AIM: Look through the lines below and extract any with the word "color".

===== MATERIAL SUPPLIED

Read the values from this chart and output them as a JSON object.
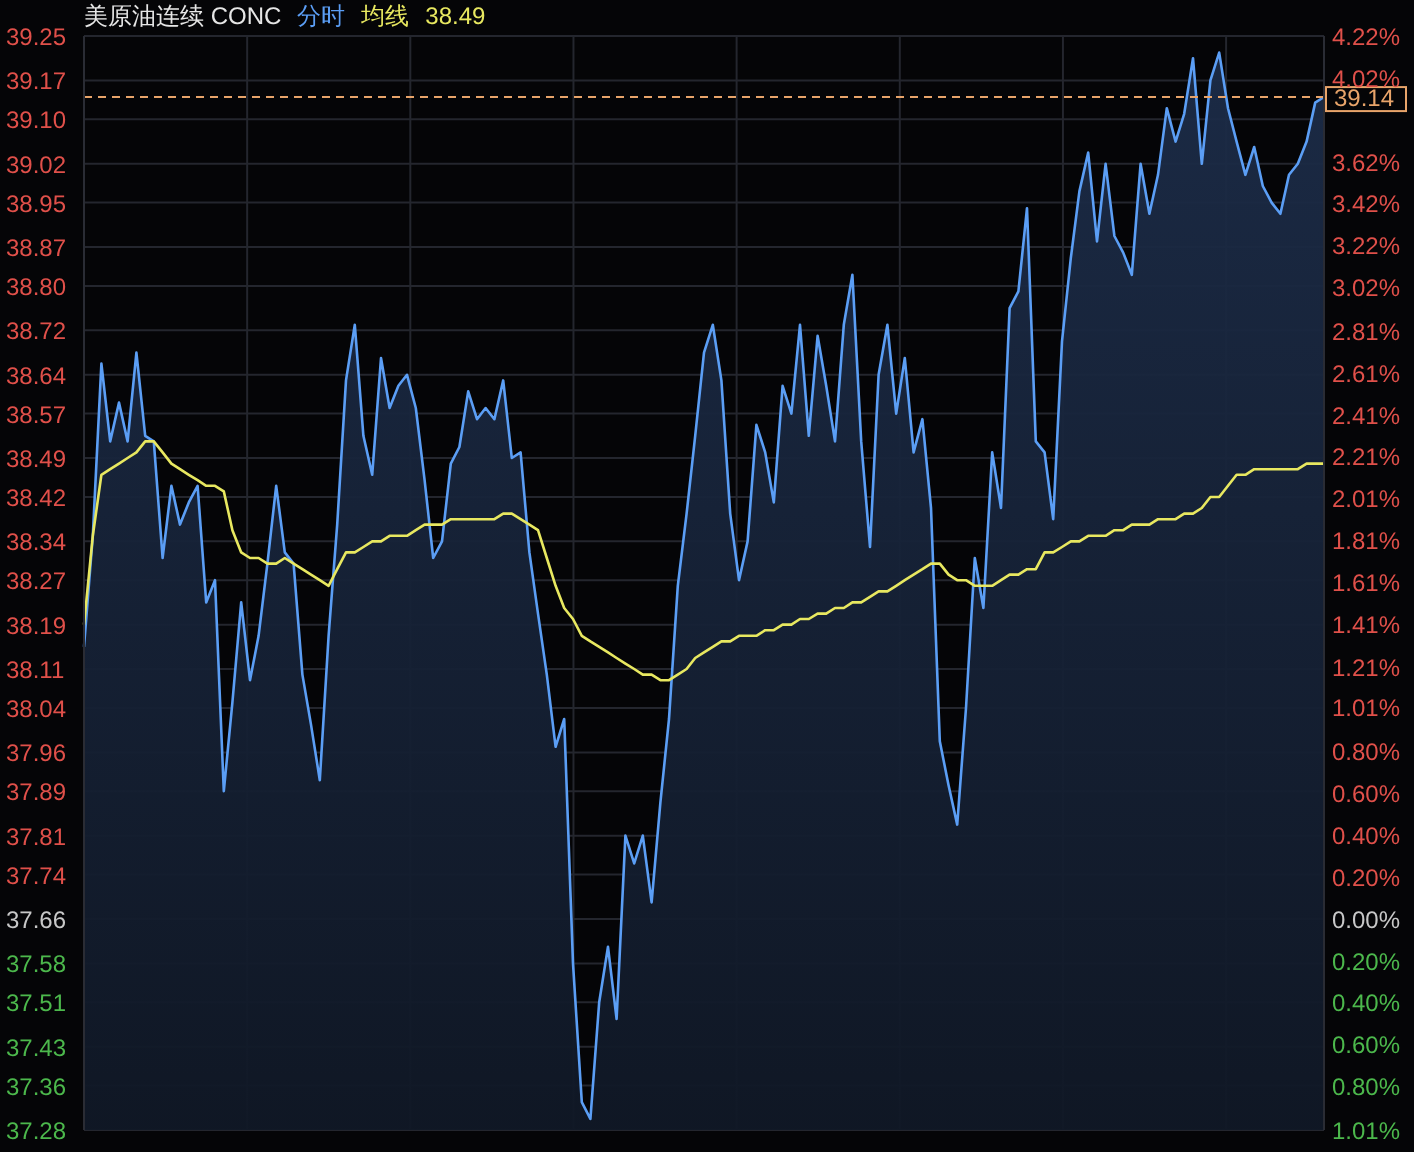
{
  "chart_data": {
    "type": "line",
    "title": "美原油连续 CONC",
    "annotations": [
      "38.49"
    ],
    "tick_labels": "y",
    "ylim": [
      37.28,
      39.25
    ],
    "categories": [
      null,
      null,
      null,
      null,
      null,
      null,
      null,
      null,
      null,
      null,
      null,
      null,
      null,
      null,
      null,
      null,
      null,
      null,
      null,
      null,
      null,
      null,
      null,
      null,
      null,
      null,
      null,
      null,
      null,
      null,
      null,
      null,
      null,
      null,
      null,
      null,
      null,
      null,
      null,
      null,
      null,
      null,
      null,
      null,
      null,
      null,
      null,
      null,
      null,
      null,
      null,
      null,
      null,
      null,
      null,
      null,
      null,
      null,
      null,
      null,
      null,
      null,
      null,
      null,
      null,
      null,
      null,
      null,
      null,
      null,
      null,
      null,
      null,
      null,
      null,
      null,
      null,
      null,
      null,
      null,
      null,
      null,
      null,
      null,
      null,
      null,
      null,
      null,
      null,
      null,
      null,
      null,
      null,
      null,
      null,
      null,
      null,
      null,
      null,
      null,
      null,
      null,
      null,
      null,
      null,
      null,
      null,
      null,
      null,
      null,
      null,
      null,
      null,
      null,
      null,
      null,
      null,
      null,
      null,
      null,
      null,
      null,
      null,
      null,
      null,
      null,
      null,
      null,
      null,
      null,
      null,
      null,
      null,
      null,
      null,
      null,
      null,
      null,
      null,
      null,
      null,
      null,
      null
    ],
    "yticks": [
      39.25,
      39.17,
      {
        "value": 39.1,
        "label": "39.10"
      },
      39.02,
      38.95,
      38.87,
      {
        "value": 38.8,
        "label": "38.80"
      },
      38.72,
      38.64,
      38.57,
      38.49,
      38.42,
      38.34,
      38.27,
      38.19,
      38.11,
      38.04,
      37.96,
      37.89,
      37.81,
      37.74,
      37.66,
      37.58,
      37.51,
      37.43,
      37.36,
      37.28
    ],
    "y2lim": [
      -1.01,
      4.22
    ],
    "y2ticks": [
      {
        "value": 4.22,
        "label": "4.22%"
      },
      {
        "value": 4.02,
        "label": "4.02%"
      },
      {
        "value": 3.82,
        "label": null
      },
      {
        "value": 3.62,
        "label": "3.62%"
      },
      {
        "value": 3.42,
        "label": "3.42%"
      },
      {
        "value": 3.22,
        "label": "3.22%"
      },
      {
        "value": 3.02,
        "label": "3.02%"
      },
      {
        "value": 2.81,
        "label": "2.81%"
      },
      {
        "value": 2.61,
        "label": "2.61%"
      },
      {
        "value": 2.41,
        "label": "2.41%"
      },
      {
        "value": 2.21,
        "label": "2.21%"
      },
      {
        "value": 2.01,
        "label": "2.01%"
      },
      {
        "value": 1.81,
        "label": "1.81%"
      },
      {
        "value": 1.61,
        "label": "1.61%"
      },
      {
        "value": 1.41,
        "label": "1.41%"
      },
      {
        "value": 1.205,
        "label": "1.21%"
      },
      {
        "value": 1.01,
        "label": "1.01%"
      },
      {
        "value": 0.8,
        "label": "0.80%"
      },
      {
        "value": 0.6,
        "label": "0.60%"
      },
      {
        "value": 0.4,
        "label": "0.40%"
      },
      {
        "value": 0.2,
        "label": "0.20%"
      },
      {
        "value": 0,
        "label": "0.00%"
      },
      {
        "value": -0.2,
        "label": "0.20%"
      },
      {
        "value": -0.4,
        "label": "0.40%"
      },
      {
        "value": -0.6,
        "label": "0.60%"
      },
      {
        "value": -0.8,
        "label": "0.80%"
      },
      {
        "value": -1.01,
        "label": "1.01%"
      }
    ],
    "grid": true,
    "ref_lines": [
      {
        "axis": "y",
        "value": 39.14,
        "label": "39.14",
        "color": "#e8a46a",
        "line_style": "dashed"
      }
    ],
    "series": [
      {
        "name": "分时",
        "type": "area",
        "color": "#5b9ef5",
        "values": [
          38.15,
          38.35,
          38.66,
          38.52,
          38.59,
          38.52,
          38.68,
          38.53,
          38.52,
          38.31,
          38.44,
          38.37,
          38.41,
          38.44,
          38.23,
          38.27,
          37.89,
          38.05,
          38.23,
          38.09,
          38.17,
          38.3,
          38.44,
          38.32,
          38.3,
          38.1,
          38.01,
          37.91,
          38.17,
          38.37,
          38.63,
          38.73,
          38.53,
          38.46,
          38.67,
          38.58,
          38.62,
          38.64,
          38.58,
          38.45,
          38.31,
          38.34,
          38.48,
          38.51,
          38.61,
          38.56,
          38.58,
          38.56,
          38.63,
          38.49,
          38.5,
          38.32,
          38.21,
          38.1,
          37.97,
          38.02,
          37.58,
          37.33,
          37.3,
          37.51,
          37.61,
          37.48,
          37.81,
          37.76,
          37.81,
          37.69,
          37.87,
          38.02,
          38.26,
          38.39,
          38.53,
          38.68,
          38.73,
          38.63,
          38.39,
          38.27,
          38.34,
          38.55,
          38.5,
          38.41,
          38.62,
          38.57,
          38.73,
          38.53,
          38.71,
          38.62,
          38.52,
          38.73,
          38.82,
          38.52,
          38.33,
          38.64,
          38.73,
          38.57,
          38.67,
          38.5,
          38.56,
          38.4,
          37.98,
          37.9,
          37.83,
          38.04,
          38.31,
          38.22,
          38.5,
          38.4,
          38.76,
          38.79,
          38.94,
          38.52,
          38.5,
          38.38,
          38.7,
          38.85,
          38.97,
          39.04,
          38.88,
          39.02,
          38.89,
          38.86,
          38.82,
          39.02,
          38.93,
          39.0,
          39.12,
          39.06,
          39.11,
          39.21,
          39.02,
          39.17,
          39.22,
          39.12,
          39.06,
          39.0,
          39.05,
          38.98,
          38.95,
          38.93,
          39.0,
          39.02,
          39.06,
          39.13,
          39.14
        ]
      },
      {
        "name": "均线",
        "type": "line",
        "color": "#e8e860",
        "values": [
          38.19,
          38.35,
          38.46,
          38.47,
          38.48,
          38.49,
          38.5,
          38.52,
          38.52,
          38.5,
          38.48,
          38.47,
          38.46,
          38.45,
          38.44,
          38.44,
          38.43,
          38.36,
          38.32,
          38.31,
          38.31,
          38.3,
          38.3,
          38.31,
          38.3,
          38.29,
          38.28,
          38.27,
          38.26,
          38.29,
          38.32,
          38.32,
          38.33,
          38.34,
          38.34,
          38.35,
          38.35,
          38.35,
          38.36,
          38.37,
          38.37,
          38.37,
          38.38,
          38.38,
          38.38,
          38.38,
          38.38,
          38.38,
          38.39,
          38.39,
          38.38,
          38.37,
          38.36,
          38.31,
          38.26,
          38.22,
          38.2,
          38.17,
          38.16,
          38.15,
          38.14,
          38.13,
          38.12,
          38.11,
          38.1,
          38.1,
          38.09,
          38.09,
          38.1,
          38.11,
          38.13,
          38.14,
          38.15,
          38.16,
          38.16,
          38.17,
          38.17,
          38.17,
          38.18,
          38.18,
          38.19,
          38.19,
          38.2,
          38.2,
          38.21,
          38.21,
          38.22,
          38.22,
          38.23,
          38.23,
          38.24,
          38.25,
          38.25,
          38.26,
          38.27,
          38.28,
          38.29,
          38.3,
          38.3,
          38.28,
          38.27,
          38.27,
          38.26,
          38.26,
          38.26,
          38.27,
          38.28,
          38.28,
          38.29,
          38.29,
          38.32,
          38.32,
          38.33,
          38.34,
          38.34,
          38.35,
          38.35,
          38.35,
          38.36,
          38.36,
          38.37,
          38.37,
          38.37,
          38.38,
          38.38,
          38.38,
          38.39,
          38.39,
          38.4,
          38.42,
          38.42,
          38.44,
          38.46,
          38.46,
          38.47,
          38.47,
          38.47,
          38.47,
          38.47,
          38.47,
          38.48,
          38.48,
          38.48
        ]
      }
    ]
  }
}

==========

ANSWER BELOW:
        "color": "#e8a46a",
        "color": "#5b9ef5",
        "color": "#e8e860",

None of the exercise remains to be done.